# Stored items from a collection
· · · ·

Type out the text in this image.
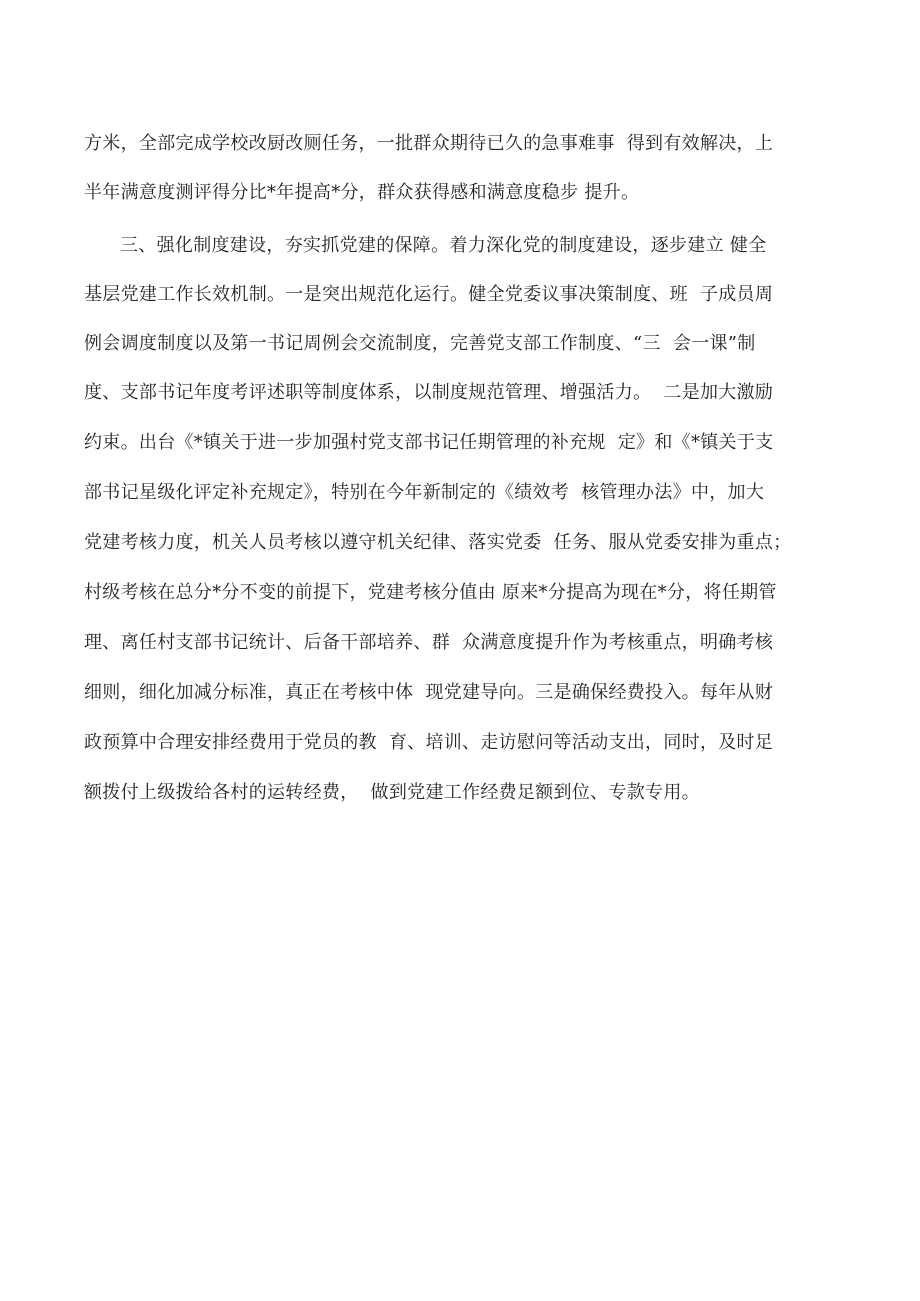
方米，全部完成学校改厨改厕任务，一批群众期待已久的急事难事  得到有效解决，上
半年满意度测评得分比*年提高*分，群众获得感和满意度稳步 提升。
三、强化制度建设，夯实抓党建的保障。着力深化党的制度建设，逐步建立 健全
基层党建工作长效机制。一是突出规范化运行。健全党委议事决策制度、班  子成员周
例会调度制度以及第一书记周例会交流制度，完善党支部工作制度、“三  会一课”制
度、支部书记年度考评述职等制度体系，以制度规范管理、增强活力。  二是加大激励
约束。出台《*镇关于进一步加强村党支部书记任期管理的补充规  定》和《*镇关于支
部书记星级化评定补充规定》，特别在今年新制定的《绩效考  核管理办法》中，加大
党建考核力度，机关人员考核以遵守机关纪律、落实党委  任务、服从党委安排为重点；
村级考核在总分*分不变的前提下，党建考核分值由 原来*分提高为现在*分，将任期管
理、离任村支部书记统计、后备干部培养、群  众满意度提升作为考核重点，明确考核
细则，细化加减分标准，真正在考核中体  现党建导向。三是确保经费投入。每年从财
政预算中合理安排经费用于党员的教  育、培训、走访慰问等活动支出，同时，及时足
额拨付上级拨给各村的运转经费，  做到党建工作经费足额到位、专款专用。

· · · ·

# To be done
Pictures are to be left out; the records above must be repeated word for word.

# Complete response
Type out the text in this image.
方米，全部完成学校改厨改厕任务，一批群众期待已久的急事难事  得到有效解决，上
半年满意度测评得分比*年提高*分，群众获得感和满意度稳步 提升。
三、强化制度建设，夯实抓党建的保障。着力深化党的制度建设，逐步建立 健全
基层党建工作长效机制。一是突出规范化运行。健全党委议事决策制度、班  子成员周
例会调度制度以及第一书记周例会交流制度，完善党支部工作制度、“三  会一课”制
度、支部书记年度考评述职等制度体系，以制度规范管理、增强活力。  二是加大激励
约束。出台《*镇关于进一步加强村党支部书记任期管理的补充规  定》和《*镇关于支
部书记星级化评定补充规定》，特别在今年新制定的《绩效考  核管理办法》中，加大
党建考核力度，机关人员考核以遵守机关纪律、落实党委  任务、服从党委安排为重点；
村级考核在总分*分不变的前提下，党建考核分值由 原来*分提高为现在*分，将任期管
理、离任村支部书记统计、后备干部培养、群  众满意度提升作为考核重点，明确考核
细则，细化加减分标准，真正在考核中体  现党建导向。三是确保经费投入。每年从财
政预算中合理安排经费用于党员的教  育、培训、走访慰问等活动支出，同时，及时足
额拨付上级拨给各村的运转经费，  做到党建工作经费足额到位、专款专用。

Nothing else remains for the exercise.